> Task details: Look through the material below. Copy every line with the string "Children" in it.

— Begin Information supplied —

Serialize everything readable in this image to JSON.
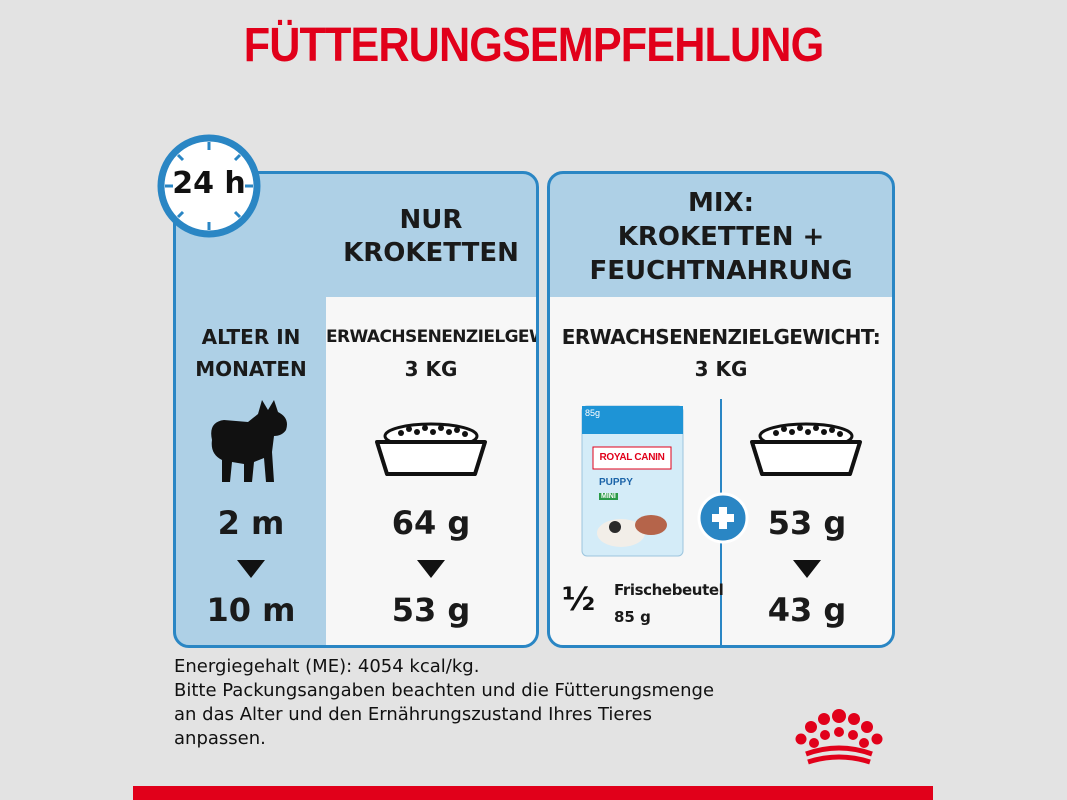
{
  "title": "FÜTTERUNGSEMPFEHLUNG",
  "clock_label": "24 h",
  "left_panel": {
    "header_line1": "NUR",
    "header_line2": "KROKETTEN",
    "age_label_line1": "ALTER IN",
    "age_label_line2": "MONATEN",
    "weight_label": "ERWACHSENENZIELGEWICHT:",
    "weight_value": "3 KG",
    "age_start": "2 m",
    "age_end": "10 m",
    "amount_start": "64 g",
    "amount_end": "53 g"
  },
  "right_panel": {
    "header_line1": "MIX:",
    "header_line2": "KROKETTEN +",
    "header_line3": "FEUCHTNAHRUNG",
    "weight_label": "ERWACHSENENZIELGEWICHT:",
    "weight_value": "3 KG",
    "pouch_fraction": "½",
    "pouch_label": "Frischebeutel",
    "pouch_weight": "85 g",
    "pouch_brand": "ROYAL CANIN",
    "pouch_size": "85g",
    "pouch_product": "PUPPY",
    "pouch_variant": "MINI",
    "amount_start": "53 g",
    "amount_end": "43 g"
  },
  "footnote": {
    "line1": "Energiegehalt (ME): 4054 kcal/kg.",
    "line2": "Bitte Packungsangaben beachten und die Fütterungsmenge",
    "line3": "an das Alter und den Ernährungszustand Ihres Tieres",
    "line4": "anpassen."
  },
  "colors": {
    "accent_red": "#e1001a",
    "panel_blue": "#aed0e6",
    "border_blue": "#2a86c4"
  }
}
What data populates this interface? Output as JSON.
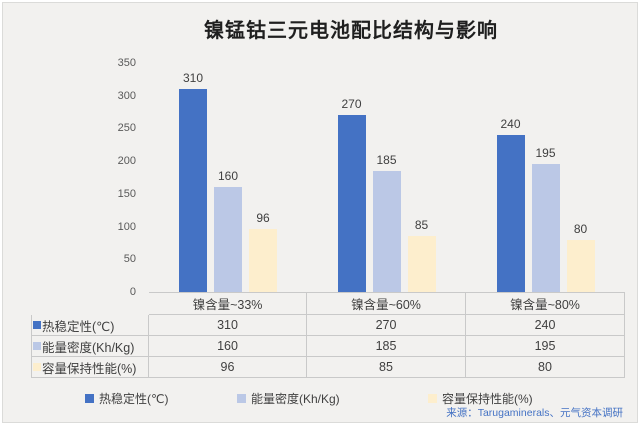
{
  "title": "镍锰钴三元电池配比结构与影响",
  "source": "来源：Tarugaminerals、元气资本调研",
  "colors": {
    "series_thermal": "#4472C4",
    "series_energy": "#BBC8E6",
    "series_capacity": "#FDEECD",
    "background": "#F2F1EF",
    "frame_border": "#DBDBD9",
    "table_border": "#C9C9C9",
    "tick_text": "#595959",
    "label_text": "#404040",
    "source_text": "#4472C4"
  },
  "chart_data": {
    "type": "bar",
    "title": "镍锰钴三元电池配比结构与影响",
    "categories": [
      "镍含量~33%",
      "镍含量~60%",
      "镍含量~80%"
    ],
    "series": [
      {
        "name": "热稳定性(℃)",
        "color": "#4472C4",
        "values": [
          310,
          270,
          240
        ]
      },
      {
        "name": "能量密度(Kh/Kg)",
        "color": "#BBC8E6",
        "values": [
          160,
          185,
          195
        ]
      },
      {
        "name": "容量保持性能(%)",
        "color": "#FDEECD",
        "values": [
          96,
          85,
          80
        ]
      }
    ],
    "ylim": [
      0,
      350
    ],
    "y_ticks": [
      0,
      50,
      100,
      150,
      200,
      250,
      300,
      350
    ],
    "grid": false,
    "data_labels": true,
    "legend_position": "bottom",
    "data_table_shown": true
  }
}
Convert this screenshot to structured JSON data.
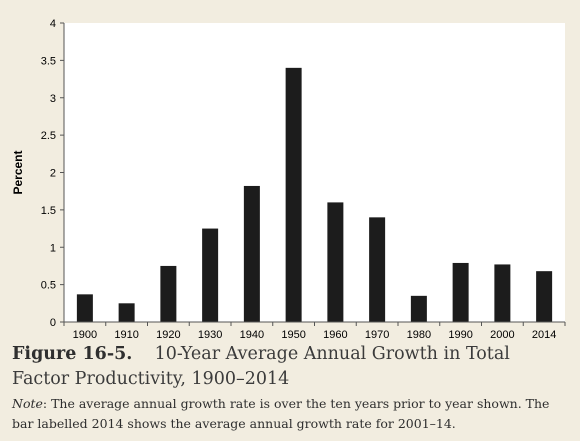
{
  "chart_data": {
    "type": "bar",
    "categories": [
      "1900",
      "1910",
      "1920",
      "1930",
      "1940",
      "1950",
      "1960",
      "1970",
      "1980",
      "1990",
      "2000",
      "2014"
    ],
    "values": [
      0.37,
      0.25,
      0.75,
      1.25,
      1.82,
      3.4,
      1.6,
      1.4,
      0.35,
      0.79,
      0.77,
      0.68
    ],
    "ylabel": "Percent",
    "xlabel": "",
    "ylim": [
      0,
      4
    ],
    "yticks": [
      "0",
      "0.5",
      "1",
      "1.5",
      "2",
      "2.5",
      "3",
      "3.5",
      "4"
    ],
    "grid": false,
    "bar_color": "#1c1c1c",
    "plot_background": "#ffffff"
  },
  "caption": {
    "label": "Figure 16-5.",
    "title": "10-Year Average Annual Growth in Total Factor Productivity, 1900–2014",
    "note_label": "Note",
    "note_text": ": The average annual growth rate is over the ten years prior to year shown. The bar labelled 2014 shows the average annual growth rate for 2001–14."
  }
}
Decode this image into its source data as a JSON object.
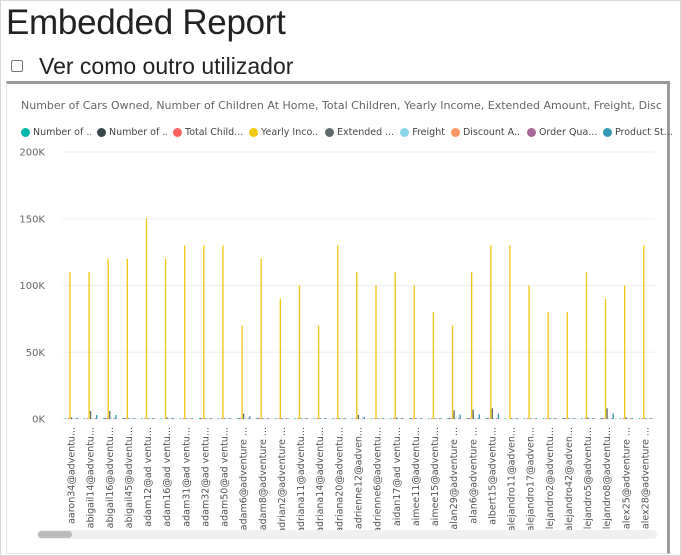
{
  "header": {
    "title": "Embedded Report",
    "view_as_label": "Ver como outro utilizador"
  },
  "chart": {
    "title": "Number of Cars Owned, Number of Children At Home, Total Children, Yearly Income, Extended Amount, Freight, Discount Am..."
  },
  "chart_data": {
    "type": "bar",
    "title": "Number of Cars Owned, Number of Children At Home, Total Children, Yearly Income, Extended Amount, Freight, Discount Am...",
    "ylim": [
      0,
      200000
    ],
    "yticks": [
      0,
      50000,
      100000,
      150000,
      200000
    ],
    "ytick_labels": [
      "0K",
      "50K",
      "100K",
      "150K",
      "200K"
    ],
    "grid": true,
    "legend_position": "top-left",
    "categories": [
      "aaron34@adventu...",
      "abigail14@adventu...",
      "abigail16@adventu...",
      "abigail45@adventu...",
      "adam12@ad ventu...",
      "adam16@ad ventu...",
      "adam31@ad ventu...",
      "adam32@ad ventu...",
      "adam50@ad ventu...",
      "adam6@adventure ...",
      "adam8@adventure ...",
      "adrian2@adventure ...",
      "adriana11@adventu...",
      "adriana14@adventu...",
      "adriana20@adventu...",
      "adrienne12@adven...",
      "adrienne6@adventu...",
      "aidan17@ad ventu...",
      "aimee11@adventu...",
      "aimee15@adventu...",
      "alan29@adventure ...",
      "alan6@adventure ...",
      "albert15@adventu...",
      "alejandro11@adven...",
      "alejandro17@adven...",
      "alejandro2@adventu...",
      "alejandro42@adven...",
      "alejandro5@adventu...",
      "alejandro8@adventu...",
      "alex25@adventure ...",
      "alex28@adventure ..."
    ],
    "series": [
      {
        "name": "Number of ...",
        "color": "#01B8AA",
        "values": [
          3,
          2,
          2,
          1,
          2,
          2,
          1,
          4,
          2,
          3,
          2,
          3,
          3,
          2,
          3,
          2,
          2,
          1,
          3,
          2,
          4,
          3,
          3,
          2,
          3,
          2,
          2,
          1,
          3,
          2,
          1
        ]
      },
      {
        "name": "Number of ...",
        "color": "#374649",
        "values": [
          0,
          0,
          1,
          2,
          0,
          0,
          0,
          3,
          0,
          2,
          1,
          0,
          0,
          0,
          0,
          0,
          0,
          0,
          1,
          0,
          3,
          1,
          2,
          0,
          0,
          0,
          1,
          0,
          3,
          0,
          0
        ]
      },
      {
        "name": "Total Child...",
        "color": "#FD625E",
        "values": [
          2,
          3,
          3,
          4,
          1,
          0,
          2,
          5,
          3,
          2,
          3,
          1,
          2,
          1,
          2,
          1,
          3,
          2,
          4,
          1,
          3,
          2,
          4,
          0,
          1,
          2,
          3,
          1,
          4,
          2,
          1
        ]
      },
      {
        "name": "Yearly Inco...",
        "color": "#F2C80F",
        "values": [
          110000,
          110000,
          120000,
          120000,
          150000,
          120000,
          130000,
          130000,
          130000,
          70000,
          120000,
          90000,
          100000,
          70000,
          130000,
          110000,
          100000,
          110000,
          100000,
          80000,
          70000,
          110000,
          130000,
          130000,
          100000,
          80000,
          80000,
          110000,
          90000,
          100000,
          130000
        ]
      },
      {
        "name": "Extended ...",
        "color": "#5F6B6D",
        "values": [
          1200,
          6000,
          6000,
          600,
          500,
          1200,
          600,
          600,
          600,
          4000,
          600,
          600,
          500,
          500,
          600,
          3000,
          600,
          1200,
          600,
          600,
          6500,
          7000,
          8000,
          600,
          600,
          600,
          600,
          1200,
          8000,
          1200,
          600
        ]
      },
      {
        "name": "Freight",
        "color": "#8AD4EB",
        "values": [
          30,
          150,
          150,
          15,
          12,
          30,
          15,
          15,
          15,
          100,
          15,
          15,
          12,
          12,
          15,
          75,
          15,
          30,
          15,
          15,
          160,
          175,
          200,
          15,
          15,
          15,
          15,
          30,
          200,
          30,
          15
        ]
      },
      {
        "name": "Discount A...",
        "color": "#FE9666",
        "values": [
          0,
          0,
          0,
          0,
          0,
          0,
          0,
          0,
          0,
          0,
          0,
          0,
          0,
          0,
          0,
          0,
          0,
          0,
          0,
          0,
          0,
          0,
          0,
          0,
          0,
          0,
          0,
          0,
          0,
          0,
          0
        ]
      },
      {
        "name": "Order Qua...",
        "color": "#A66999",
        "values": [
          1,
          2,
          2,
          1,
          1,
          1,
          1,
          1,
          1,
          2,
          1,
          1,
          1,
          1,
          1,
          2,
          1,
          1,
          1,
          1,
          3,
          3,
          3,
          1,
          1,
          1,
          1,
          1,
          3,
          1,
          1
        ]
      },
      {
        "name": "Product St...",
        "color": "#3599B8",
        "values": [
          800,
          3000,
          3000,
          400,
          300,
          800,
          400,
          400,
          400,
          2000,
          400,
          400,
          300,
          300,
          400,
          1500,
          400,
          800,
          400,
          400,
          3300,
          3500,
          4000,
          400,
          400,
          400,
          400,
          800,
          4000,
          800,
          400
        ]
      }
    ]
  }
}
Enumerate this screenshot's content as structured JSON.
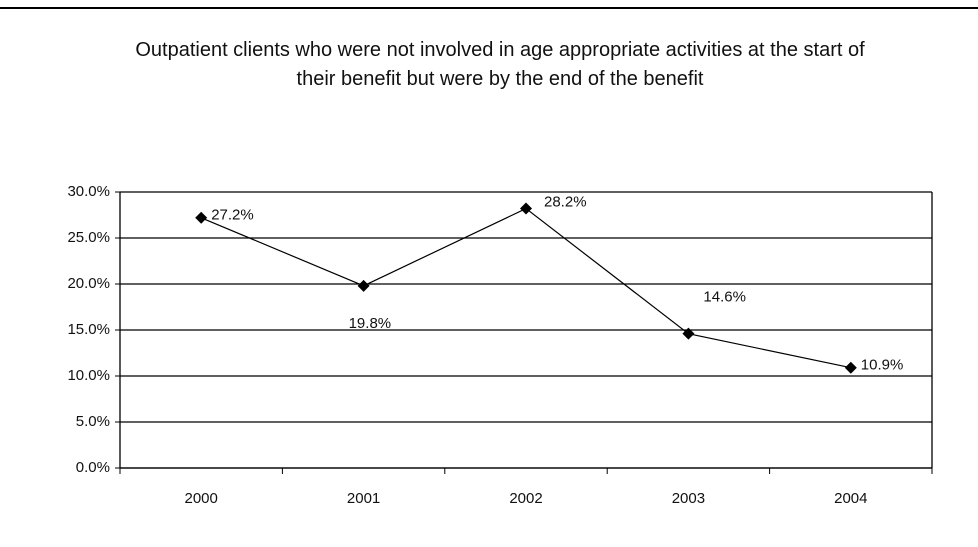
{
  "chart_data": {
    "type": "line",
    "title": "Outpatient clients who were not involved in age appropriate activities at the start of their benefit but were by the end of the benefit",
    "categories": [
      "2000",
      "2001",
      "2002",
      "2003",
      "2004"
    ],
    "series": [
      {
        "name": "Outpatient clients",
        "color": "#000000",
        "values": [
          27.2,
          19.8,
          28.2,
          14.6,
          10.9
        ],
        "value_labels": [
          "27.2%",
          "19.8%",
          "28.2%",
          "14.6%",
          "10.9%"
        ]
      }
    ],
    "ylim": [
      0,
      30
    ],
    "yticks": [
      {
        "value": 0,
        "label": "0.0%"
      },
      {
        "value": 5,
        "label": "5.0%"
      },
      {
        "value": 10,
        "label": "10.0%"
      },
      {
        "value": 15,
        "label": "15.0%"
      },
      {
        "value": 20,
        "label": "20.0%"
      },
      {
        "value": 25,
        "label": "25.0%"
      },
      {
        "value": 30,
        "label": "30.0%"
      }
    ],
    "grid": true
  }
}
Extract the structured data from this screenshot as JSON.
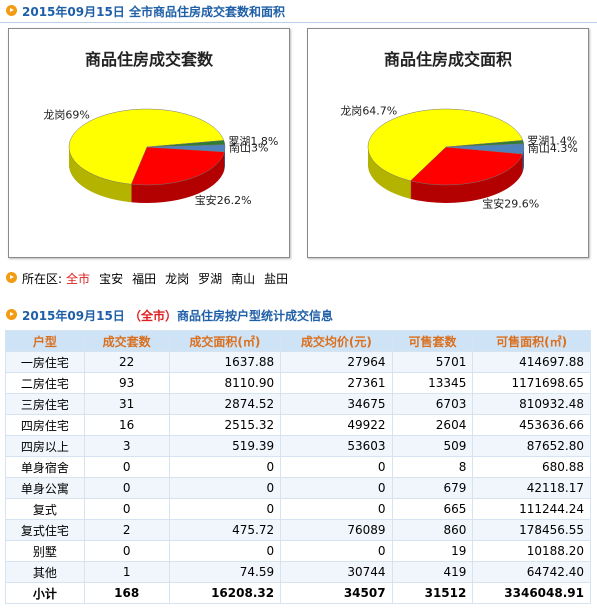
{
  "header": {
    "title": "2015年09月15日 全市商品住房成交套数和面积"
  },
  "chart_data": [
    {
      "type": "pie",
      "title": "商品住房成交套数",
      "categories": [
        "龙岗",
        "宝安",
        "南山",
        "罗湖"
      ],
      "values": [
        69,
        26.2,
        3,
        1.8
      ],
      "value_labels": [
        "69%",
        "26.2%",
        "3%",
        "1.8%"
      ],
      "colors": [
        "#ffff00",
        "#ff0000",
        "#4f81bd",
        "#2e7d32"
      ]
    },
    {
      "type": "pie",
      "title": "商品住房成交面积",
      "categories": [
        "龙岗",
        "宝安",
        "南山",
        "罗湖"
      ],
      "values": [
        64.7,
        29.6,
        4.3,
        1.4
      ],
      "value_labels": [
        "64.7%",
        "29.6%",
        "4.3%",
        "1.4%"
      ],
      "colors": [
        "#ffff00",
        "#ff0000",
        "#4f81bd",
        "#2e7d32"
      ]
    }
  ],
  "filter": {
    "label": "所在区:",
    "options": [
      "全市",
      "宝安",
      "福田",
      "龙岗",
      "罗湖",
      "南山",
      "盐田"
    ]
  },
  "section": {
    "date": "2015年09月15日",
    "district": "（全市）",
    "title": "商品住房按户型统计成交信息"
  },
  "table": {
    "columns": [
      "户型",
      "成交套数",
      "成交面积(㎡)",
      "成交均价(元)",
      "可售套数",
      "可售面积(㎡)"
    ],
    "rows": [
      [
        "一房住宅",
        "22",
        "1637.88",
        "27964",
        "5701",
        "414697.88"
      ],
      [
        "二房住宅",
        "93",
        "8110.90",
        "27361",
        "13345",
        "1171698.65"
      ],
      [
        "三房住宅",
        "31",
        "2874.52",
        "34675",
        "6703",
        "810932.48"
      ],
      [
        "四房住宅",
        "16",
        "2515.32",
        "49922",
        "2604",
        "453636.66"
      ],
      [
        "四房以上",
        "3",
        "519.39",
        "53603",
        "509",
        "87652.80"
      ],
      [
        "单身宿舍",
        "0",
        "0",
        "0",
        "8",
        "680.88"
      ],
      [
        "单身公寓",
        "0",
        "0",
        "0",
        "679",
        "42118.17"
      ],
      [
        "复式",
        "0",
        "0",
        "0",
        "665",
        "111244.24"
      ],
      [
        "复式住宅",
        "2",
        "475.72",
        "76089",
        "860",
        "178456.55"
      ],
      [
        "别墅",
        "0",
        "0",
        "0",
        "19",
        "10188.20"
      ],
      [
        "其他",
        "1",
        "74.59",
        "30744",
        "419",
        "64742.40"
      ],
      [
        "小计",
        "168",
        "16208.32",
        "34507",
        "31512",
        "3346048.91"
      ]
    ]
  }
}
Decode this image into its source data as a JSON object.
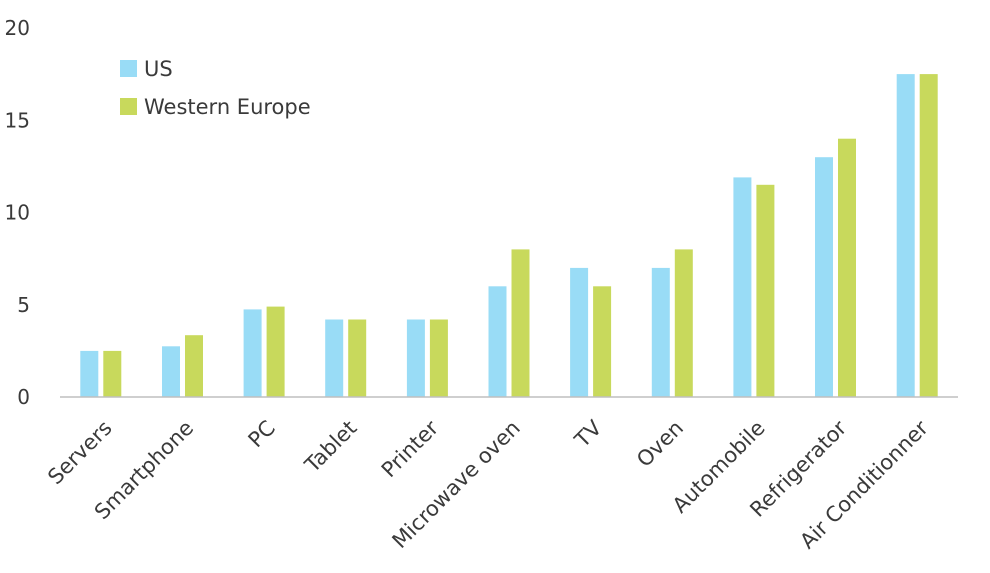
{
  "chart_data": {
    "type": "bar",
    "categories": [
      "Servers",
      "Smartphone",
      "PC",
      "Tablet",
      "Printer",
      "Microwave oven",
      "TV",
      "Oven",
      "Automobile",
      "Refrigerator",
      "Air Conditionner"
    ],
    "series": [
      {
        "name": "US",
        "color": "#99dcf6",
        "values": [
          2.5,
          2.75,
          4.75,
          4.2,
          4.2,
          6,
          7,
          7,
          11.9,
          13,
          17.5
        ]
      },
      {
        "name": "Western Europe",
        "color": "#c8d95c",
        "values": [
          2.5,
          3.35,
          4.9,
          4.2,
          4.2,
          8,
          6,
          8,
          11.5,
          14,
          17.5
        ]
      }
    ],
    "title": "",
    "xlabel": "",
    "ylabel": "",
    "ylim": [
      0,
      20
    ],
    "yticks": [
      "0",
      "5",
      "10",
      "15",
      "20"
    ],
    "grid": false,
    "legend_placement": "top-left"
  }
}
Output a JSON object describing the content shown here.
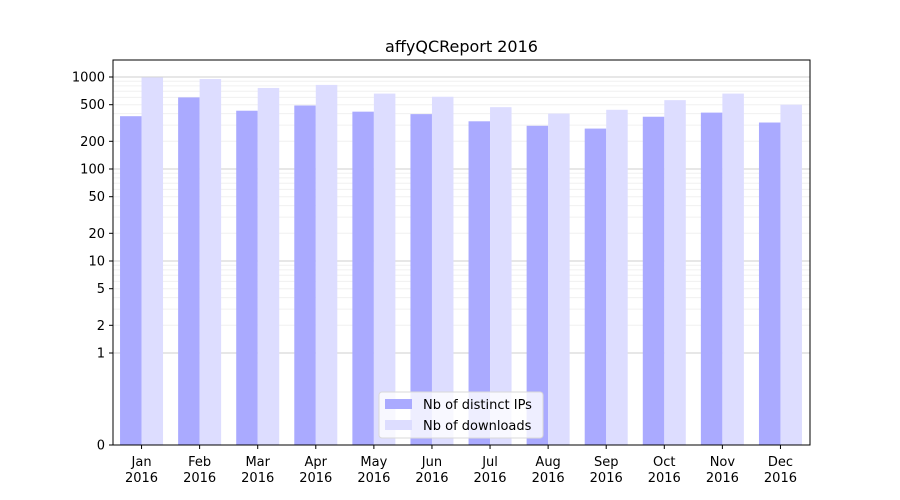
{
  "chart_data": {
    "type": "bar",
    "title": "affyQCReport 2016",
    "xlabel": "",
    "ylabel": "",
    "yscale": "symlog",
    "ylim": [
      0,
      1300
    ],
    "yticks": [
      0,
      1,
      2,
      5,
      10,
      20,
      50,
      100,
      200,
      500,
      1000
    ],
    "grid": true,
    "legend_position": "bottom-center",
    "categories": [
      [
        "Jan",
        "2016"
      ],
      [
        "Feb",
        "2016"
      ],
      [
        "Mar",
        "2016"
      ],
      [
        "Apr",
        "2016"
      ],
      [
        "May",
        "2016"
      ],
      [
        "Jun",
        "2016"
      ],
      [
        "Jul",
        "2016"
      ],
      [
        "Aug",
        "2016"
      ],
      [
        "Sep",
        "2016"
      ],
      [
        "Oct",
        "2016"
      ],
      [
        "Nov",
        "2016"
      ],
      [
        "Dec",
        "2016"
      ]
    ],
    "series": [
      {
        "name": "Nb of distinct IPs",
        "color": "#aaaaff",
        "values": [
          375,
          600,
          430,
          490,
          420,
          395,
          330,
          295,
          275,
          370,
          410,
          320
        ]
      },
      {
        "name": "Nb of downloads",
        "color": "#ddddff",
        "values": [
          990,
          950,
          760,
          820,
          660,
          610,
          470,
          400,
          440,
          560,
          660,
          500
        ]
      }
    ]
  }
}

— End Information supplied —

> The solution:
    "title": "Number of Cars Owned, Number of Children At Home, Total Children, Yearly Income, Extended Amount, Freight, Discount Am..."
    "title": "Number of Cars Owned, Number of Children At Home, Total Children, Yearly Income, Extended Amount, Freight, Discount Am...",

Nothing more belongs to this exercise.